(Items from a dataset)

____________

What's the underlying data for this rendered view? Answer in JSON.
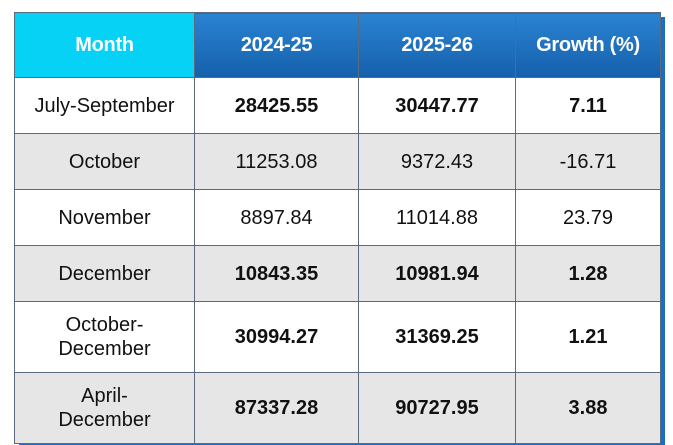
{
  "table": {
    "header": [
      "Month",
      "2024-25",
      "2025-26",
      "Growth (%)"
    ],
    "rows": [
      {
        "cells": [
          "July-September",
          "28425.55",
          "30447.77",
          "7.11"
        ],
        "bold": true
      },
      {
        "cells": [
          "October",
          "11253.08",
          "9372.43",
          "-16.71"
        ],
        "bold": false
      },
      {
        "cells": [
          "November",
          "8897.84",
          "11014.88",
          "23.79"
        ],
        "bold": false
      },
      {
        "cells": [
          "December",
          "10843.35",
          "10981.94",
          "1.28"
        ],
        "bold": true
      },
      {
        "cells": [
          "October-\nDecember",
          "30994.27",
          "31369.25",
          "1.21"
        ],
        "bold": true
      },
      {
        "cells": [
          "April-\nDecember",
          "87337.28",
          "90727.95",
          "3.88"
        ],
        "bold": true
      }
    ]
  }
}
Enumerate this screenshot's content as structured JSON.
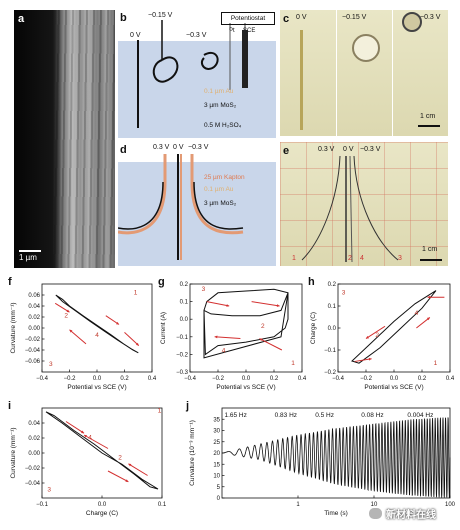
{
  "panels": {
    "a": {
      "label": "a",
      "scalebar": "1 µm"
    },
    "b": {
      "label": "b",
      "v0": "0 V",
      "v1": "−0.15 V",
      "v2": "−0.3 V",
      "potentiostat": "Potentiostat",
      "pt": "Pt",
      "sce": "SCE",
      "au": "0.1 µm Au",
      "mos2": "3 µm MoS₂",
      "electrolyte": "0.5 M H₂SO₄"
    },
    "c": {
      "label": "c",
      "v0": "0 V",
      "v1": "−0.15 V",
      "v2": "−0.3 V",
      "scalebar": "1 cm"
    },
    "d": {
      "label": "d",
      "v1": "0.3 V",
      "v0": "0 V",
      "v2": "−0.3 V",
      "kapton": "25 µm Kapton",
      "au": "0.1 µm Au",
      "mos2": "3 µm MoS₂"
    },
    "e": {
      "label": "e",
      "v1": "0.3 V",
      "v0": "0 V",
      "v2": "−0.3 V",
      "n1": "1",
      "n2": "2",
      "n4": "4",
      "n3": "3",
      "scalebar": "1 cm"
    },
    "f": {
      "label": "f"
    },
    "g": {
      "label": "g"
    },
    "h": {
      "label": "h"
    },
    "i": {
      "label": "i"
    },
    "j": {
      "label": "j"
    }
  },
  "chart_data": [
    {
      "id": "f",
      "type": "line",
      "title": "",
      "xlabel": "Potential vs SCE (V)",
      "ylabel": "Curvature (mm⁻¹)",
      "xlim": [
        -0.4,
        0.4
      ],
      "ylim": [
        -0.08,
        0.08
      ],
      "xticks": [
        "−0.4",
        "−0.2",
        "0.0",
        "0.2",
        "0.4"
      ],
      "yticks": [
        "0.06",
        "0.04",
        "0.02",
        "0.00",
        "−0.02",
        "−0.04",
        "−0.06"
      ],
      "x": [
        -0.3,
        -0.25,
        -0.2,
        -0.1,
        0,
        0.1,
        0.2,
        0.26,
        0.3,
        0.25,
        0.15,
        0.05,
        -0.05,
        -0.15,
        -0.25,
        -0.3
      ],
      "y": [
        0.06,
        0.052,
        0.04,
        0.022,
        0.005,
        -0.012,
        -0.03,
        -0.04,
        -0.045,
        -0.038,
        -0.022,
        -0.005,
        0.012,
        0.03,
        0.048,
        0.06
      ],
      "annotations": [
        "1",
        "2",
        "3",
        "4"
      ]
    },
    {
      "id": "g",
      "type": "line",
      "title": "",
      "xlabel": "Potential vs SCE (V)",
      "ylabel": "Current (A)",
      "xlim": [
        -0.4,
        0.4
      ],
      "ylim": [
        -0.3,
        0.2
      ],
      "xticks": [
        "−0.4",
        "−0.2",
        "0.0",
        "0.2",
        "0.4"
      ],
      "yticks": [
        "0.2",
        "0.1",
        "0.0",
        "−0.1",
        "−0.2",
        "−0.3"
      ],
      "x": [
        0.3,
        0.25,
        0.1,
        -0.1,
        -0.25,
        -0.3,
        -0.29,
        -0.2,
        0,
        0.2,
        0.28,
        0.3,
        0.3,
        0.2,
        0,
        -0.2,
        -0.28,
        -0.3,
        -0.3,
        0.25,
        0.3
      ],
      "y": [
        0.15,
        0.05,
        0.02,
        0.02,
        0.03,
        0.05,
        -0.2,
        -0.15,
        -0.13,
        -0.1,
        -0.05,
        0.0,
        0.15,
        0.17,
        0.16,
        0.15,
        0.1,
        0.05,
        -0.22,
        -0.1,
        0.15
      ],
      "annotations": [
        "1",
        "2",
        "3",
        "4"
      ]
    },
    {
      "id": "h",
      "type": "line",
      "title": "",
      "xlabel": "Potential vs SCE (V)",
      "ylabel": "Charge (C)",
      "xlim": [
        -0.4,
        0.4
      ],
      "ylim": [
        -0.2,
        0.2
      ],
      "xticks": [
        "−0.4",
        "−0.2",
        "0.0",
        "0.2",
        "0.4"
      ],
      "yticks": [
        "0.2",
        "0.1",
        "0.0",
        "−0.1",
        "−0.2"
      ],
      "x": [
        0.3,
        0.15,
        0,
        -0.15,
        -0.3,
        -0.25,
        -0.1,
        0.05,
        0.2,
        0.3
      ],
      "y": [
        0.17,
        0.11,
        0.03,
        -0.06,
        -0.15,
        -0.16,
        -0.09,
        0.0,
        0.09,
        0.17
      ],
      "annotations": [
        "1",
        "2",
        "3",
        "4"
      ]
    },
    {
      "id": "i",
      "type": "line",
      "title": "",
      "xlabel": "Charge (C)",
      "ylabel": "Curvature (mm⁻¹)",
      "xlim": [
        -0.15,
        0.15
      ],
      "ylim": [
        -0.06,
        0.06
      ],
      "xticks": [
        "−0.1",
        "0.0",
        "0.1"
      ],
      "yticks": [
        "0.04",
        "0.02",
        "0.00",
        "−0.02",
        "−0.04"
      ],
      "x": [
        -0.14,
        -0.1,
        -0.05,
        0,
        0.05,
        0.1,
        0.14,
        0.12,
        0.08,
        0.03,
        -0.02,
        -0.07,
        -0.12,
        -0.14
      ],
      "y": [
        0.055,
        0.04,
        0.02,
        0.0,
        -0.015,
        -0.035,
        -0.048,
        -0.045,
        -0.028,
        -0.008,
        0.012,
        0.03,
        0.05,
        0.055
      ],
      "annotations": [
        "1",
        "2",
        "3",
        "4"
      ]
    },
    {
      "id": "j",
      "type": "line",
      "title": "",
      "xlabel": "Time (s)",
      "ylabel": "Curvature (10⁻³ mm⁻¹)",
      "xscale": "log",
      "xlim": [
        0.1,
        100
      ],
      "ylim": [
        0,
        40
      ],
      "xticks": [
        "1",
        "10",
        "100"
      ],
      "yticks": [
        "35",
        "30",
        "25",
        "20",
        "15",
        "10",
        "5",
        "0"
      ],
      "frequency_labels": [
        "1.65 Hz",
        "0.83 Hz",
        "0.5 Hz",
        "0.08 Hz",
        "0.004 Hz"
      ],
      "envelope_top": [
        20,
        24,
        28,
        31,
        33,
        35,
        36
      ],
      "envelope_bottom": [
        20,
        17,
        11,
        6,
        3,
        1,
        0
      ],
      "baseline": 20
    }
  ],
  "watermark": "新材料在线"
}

____________

▸ What this task involves
Reproduce the data above in full, exactly as it is, with the pictures left out.

▸ Solution to this problem
What's the underlying data for this rendered view? Answer in JSON.
{
  "table": {
    "header": [
      "Month",
      "2024-25",
      "2025-26",
      "Growth (%)"
    ],
    "rows": [
      {
        "cells": [
          "July-September",
          "28425.55",
          "30447.77",
          "7.11"
        ],
        "bold": true
      },
      {
        "cells": [
          "October",
          "11253.08",
          "9372.43",
          "-16.71"
        ],
        "bold": false
      },
      {
        "cells": [
          "November",
          "8897.84",
          "11014.88",
          "23.79"
        ],
        "bold": false
      },
      {
        "cells": [
          "December",
          "10843.35",
          "10981.94",
          "1.28"
        ],
        "bold": true
      },
      {
        "cells": [
          "October-\nDecember",
          "30994.27",
          "31369.25",
          "1.21"
        ],
        "bold": true
      },
      {
        "cells": [
          "April-\nDecember",
          "87337.28",
          "90727.95",
          "3.88"
        ],
        "bold": true
      }
    ]
  }
}
Enumerate this screenshot's content as structured JSON.
{
  "panels": {
    "a": {
      "label": "a",
      "scalebar": "1 µm"
    },
    "b": {
      "label": "b",
      "v0": "0 V",
      "v1": "−0.15 V",
      "v2": "−0.3 V",
      "potentiostat": "Potentiostat",
      "pt": "Pt",
      "sce": "SCE",
      "au": "0.1 µm Au",
      "mos2": "3 µm MoS₂",
      "electrolyte": "0.5 M H₂SO₄"
    },
    "c": {
      "label": "c",
      "v0": "0 V",
      "v1": "−0.15 V",
      "v2": "−0.3 V",
      "scalebar": "1 cm"
    },
    "d": {
      "label": "d",
      "v1": "0.3 V",
      "v0": "0 V",
      "v2": "−0.3 V",
      "kapton": "25 µm Kapton",
      "au": "0.1 µm Au",
      "mos2": "3 µm MoS₂"
    },
    "e": {
      "label": "e",
      "v1": "0.3 V",
      "v0": "0 V",
      "v2": "−0.3 V",
      "n1": "1",
      "n2": "2",
      "n4": "4",
      "n3": "3",
      "scalebar": "1 cm"
    },
    "f": {
      "label": "f"
    },
    "g": {
      "label": "g"
    },
    "h": {
      "label": "h"
    },
    "i": {
      "label": "i"
    },
    "j": {
      "label": "j"
    }
  },
  "chart_data": [
    {
      "id": "f",
      "type": "line",
      "title": "",
      "xlabel": "Potential vs SCE (V)",
      "ylabel": "Curvature (mm⁻¹)",
      "xlim": [
        -0.4,
        0.4
      ],
      "ylim": [
        -0.08,
        0.08
      ],
      "xticks": [
        "−0.4",
        "−0.2",
        "0.0",
        "0.2",
        "0.4"
      ],
      "yticks": [
        "0.06",
        "0.04",
        "0.02",
        "0.00",
        "−0.02",
        "−0.04",
        "−0.06"
      ],
      "x": [
        -0.3,
        -0.25,
        -0.2,
        -0.1,
        0,
        0.1,
        0.2,
        0.26,
        0.3,
        0.25,
        0.15,
        0.05,
        -0.05,
        -0.15,
        -0.25,
        -0.3
      ],
      "y": [
        0.06,
        0.052,
        0.04,
        0.022,
        0.005,
        -0.012,
        -0.03,
        -0.04,
        -0.045,
        -0.038,
        -0.022,
        -0.005,
        0.012,
        0.03,
        0.048,
        0.06
      ],
      "annotations": [
        "1",
        "2",
        "3",
        "4"
      ]
    },
    {
      "id": "g",
      "type": "line",
      "title": "",
      "xlabel": "Potential vs SCE (V)",
      "ylabel": "Current (A)",
      "xlim": [
        -0.4,
        0.4
      ],
      "ylim": [
        -0.3,
        0.2
      ],
      "xticks": [
        "−0.4",
        "−0.2",
        "0.0",
        "0.2",
        "0.4"
      ],
      "yticks": [
        "0.2",
        "0.1",
        "0.0",
        "−0.1",
        "−0.2",
        "−0.3"
      ],
      "x": [
        0.3,
        0.25,
        0.1,
        -0.1,
        -0.25,
        -0.3,
        -0.29,
        -0.2,
        0,
        0.2,
        0.28,
        0.3,
        0.3,
        0.2,
        0,
        -0.2,
        -0.28,
        -0.3,
        -0.3,
        0.25,
        0.3
      ],
      "y": [
        0.15,
        0.05,
        0.02,
        0.02,
        0.03,
        0.05,
        -0.2,
        -0.15,
        -0.13,
        -0.1,
        -0.05,
        0.0,
        0.15,
        0.17,
        0.16,
        0.15,
        0.1,
        0.05,
        -0.22,
        -0.1,
        0.15
      ],
      "annotations": [
        "1",
        "2",
        "3",
        "4"
      ]
    },
    {
      "id": "h",
      "type": "line",
      "title": "",
      "xlabel": "Potential vs SCE (V)",
      "ylabel": "Charge (C)",
      "xlim": [
        -0.4,
        0.4
      ],
      "ylim": [
        -0.2,
        0.2
      ],
      "xticks": [
        "−0.4",
        "−0.2",
        "0.0",
        "0.2",
        "0.4"
      ],
      "yticks": [
        "0.2",
        "0.1",
        "0.0",
        "−0.1",
        "−0.2"
      ],
      "x": [
        0.3,
        0.15,
        0,
        -0.15,
        -0.3,
        -0.25,
        -0.1,
        0.05,
        0.2,
        0.3
      ],
      "y": [
        0.17,
        0.11,
        0.03,
        -0.06,
        -0.15,
        -0.16,
        -0.09,
        0.0,
        0.09,
        0.17
      ],
      "annotations": [
        "1",
        "2",
        "3",
        "4"
      ]
    },
    {
      "id": "i",
      "type": "line",
      "title": "",
      "xlabel": "Charge (C)",
      "ylabel": "Curvature (mm⁻¹)",
      "xlim": [
        -0.15,
        0.15
      ],
      "ylim": [
        -0.06,
        0.06
      ],
      "xticks": [
        "−0.1",
        "0.0",
        "0.1"
      ],
      "yticks": [
        "0.04",
        "0.02",
        "0.00",
        "−0.02",
        "−0.04"
      ],
      "x": [
        -0.14,
        -0.1,
        -0.05,
        0,
        0.05,
        0.1,
        0.14,
        0.12,
        0.08,
        0.03,
        -0.02,
        -0.07,
        -0.12,
        -0.14
      ],
      "y": [
        0.055,
        0.04,
        0.02,
        0.0,
        -0.015,
        -0.035,
        -0.048,
        -0.045,
        -0.028,
        -0.008,
        0.012,
        0.03,
        0.05,
        0.055
      ],
      "annotations": [
        "1",
        "2",
        "3",
        "4"
      ]
    },
    {
      "id": "j",
      "type": "line",
      "title": "",
      "xlabel": "Time (s)",
      "ylabel": "Curvature (10⁻³ mm⁻¹)",
      "xscale": "log",
      "xlim": [
        0.1,
        100
      ],
      "ylim": [
        0,
        40
      ],
      "xticks": [
        "1",
        "10",
        "100"
      ],
      "yticks": [
        "35",
        "30",
        "25",
        "20",
        "15",
        "10",
        "5",
        "0"
      ],
      "frequency_labels": [
        "1.65 Hz",
        "0.83 Hz",
        "0.5 Hz",
        "0.08 Hz",
        "0.004 Hz"
      ],
      "envelope_top": [
        20,
        24,
        28,
        31,
        33,
        35,
        36
      ],
      "envelope_bottom": [
        20,
        17,
        11,
        6,
        3,
        1,
        0
      ],
      "baseline": 20
    }
  ],
  "watermark": "新材料在线"
}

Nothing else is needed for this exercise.